## Input rows

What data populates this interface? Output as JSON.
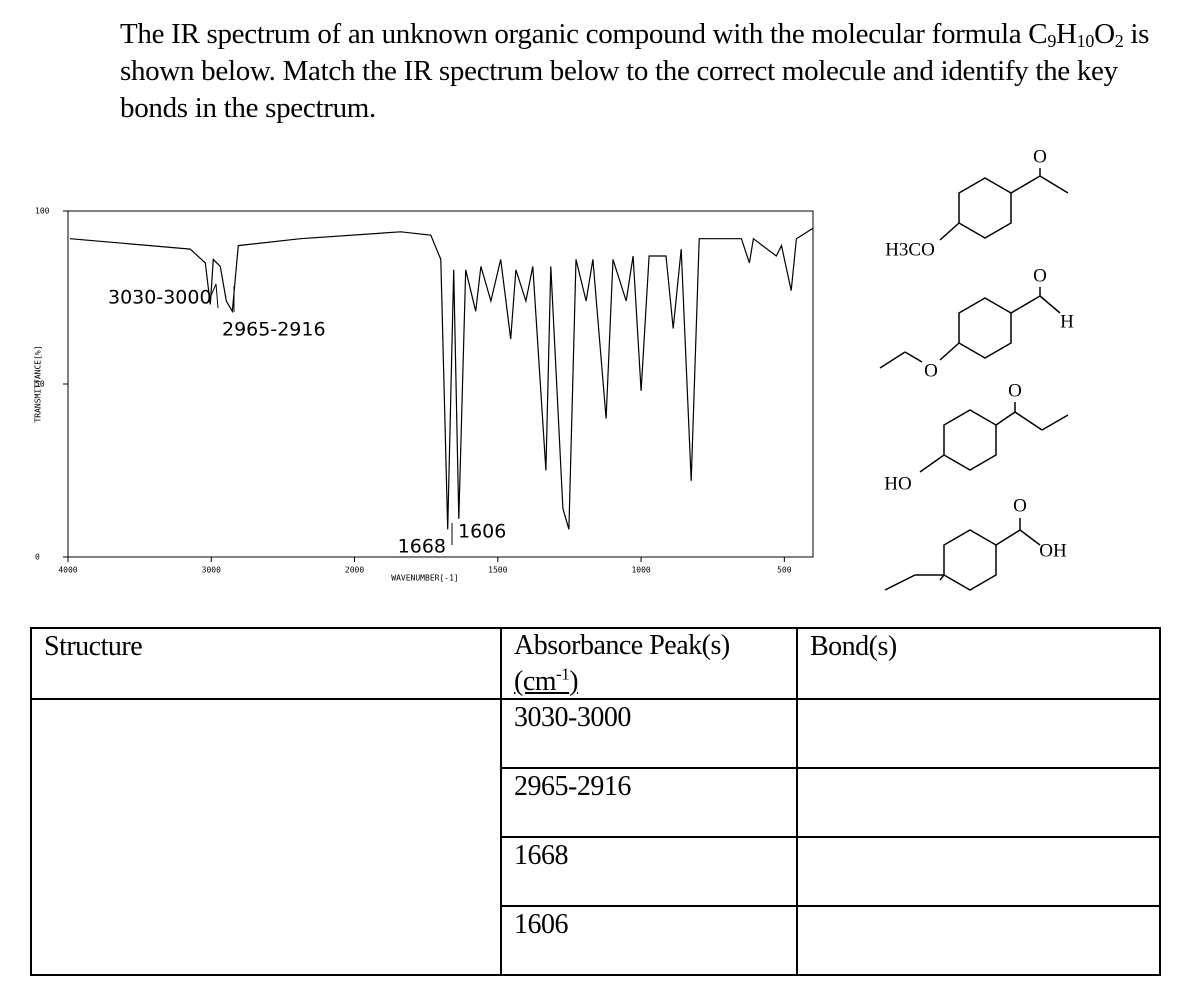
{
  "question": {
    "text_before": "The IR spectrum of an unknown organic compound with the molecular formula ",
    "formula": [
      "C",
      "9",
      "H",
      "10",
      "O",
      "2"
    ],
    "text_after": " is shown below. Match the IR spectrum below to the correct molecule and identify the key bonds in the spectrum."
  },
  "spectrum": {
    "xlabel": "WAVENUMBER[-1]",
    "ylabel": "TRANSMITTANCE[%]",
    "xlim": [
      4000,
      400
    ],
    "scale_break": 2000,
    "ylim": [
      0,
      100
    ],
    "xticks": [
      4000,
      3000,
      2000,
      1500,
      1000,
      500
    ],
    "yticks": [
      0,
      50,
      100
    ],
    "wavenumber": [
      3986,
      3427,
      3147,
      3042,
      3007,
      2986,
      2937,
      2895,
      2853,
      2811,
      2378,
      1839,
      1734,
      1699,
      1675,
      1654,
      1636,
      1612,
      1577,
      1559,
      1524,
      1490,
      1455,
      1437,
      1402,
      1378,
      1332,
      1315,
      1273,
      1252,
      1227,
      1192,
      1168,
      1122,
      1098,
      1052,
      1028,
      1000,
      972,
      913,
      888,
      860,
      825,
      797,
      650,
      622,
      608,
      528,
      510,
      476,
      458,
      400
    ],
    "transmittance": [
      92,
      90,
      89,
      85,
      73,
      86,
      84,
      74,
      71,
      90,
      92,
      94,
      93,
      86,
      8,
      83,
      11,
      83,
      71,
      84,
      74,
      86,
      63,
      83,
      74,
      84,
      25,
      84,
      14,
      8,
      86,
      74,
      86,
      40,
      86,
      74,
      87,
      48,
      87,
      87,
      66,
      89,
      22,
      92,
      92,
      85,
      92,
      87,
      90,
      77,
      92,
      95
    ],
    "annotations": [
      "3030-3000",
      "2965-2916",
      "1668",
      "1606"
    ]
  },
  "structures": [
    {
      "labels": [
        "O",
        "H3CO"
      ]
    },
    {
      "labels": [
        "O",
        "H",
        "O"
      ]
    },
    {
      "labels": [
        "O",
        "HO"
      ]
    },
    {
      "labels": [
        "O",
        "OH"
      ]
    }
  ],
  "table": {
    "headers": {
      "structure": "Structure",
      "peaks": "Absorbance Peak(s)",
      "unit_open": "(cm",
      "unit_exp": "-1",
      "unit_close": ")",
      "bonds": "Bond(s)"
    },
    "peaks": [
      "3030-3000",
      "2965-2916",
      "1668",
      "1606"
    ]
  }
}
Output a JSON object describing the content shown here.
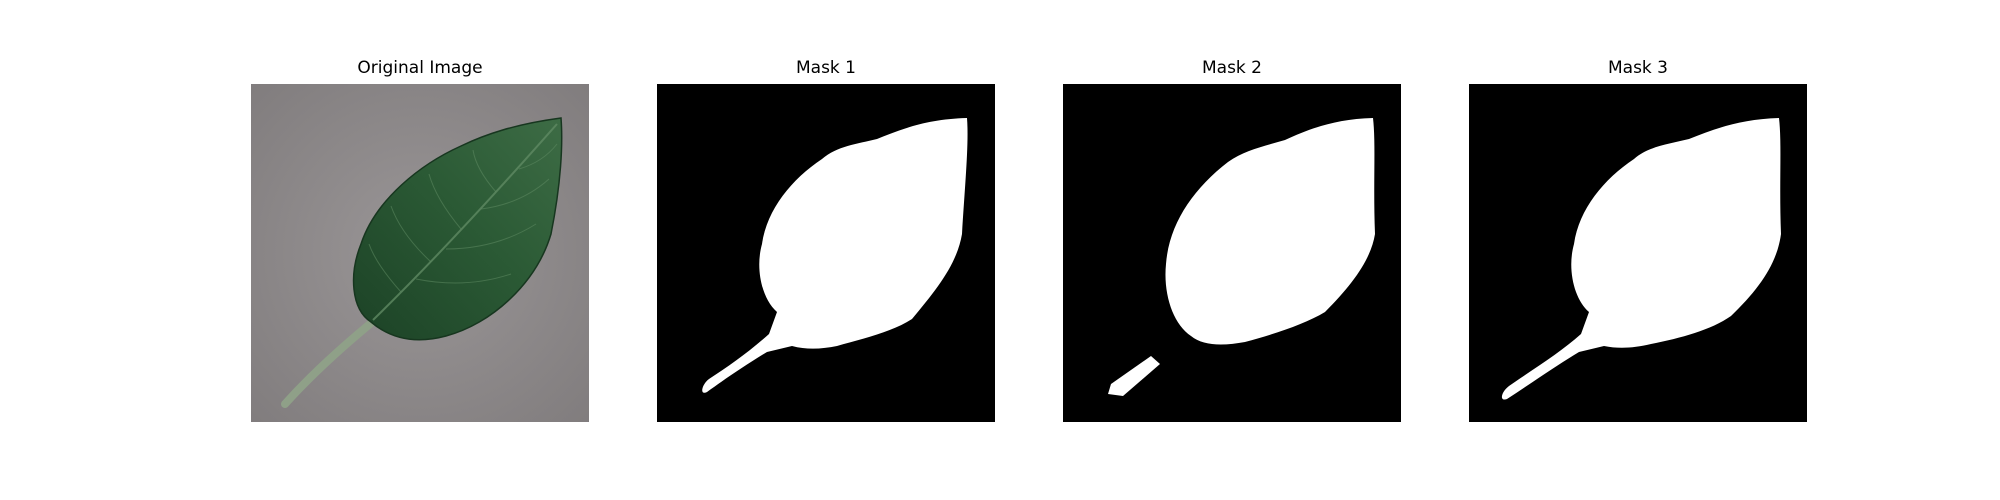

## What is needed
Copy each line of the entries that includes the word "bonds".

## Answer
    "text_after": " is shown below. Match the IR spectrum below to the correct molecule and identify the key bonds in the spectrum."
      "bonds": "Bond(s)"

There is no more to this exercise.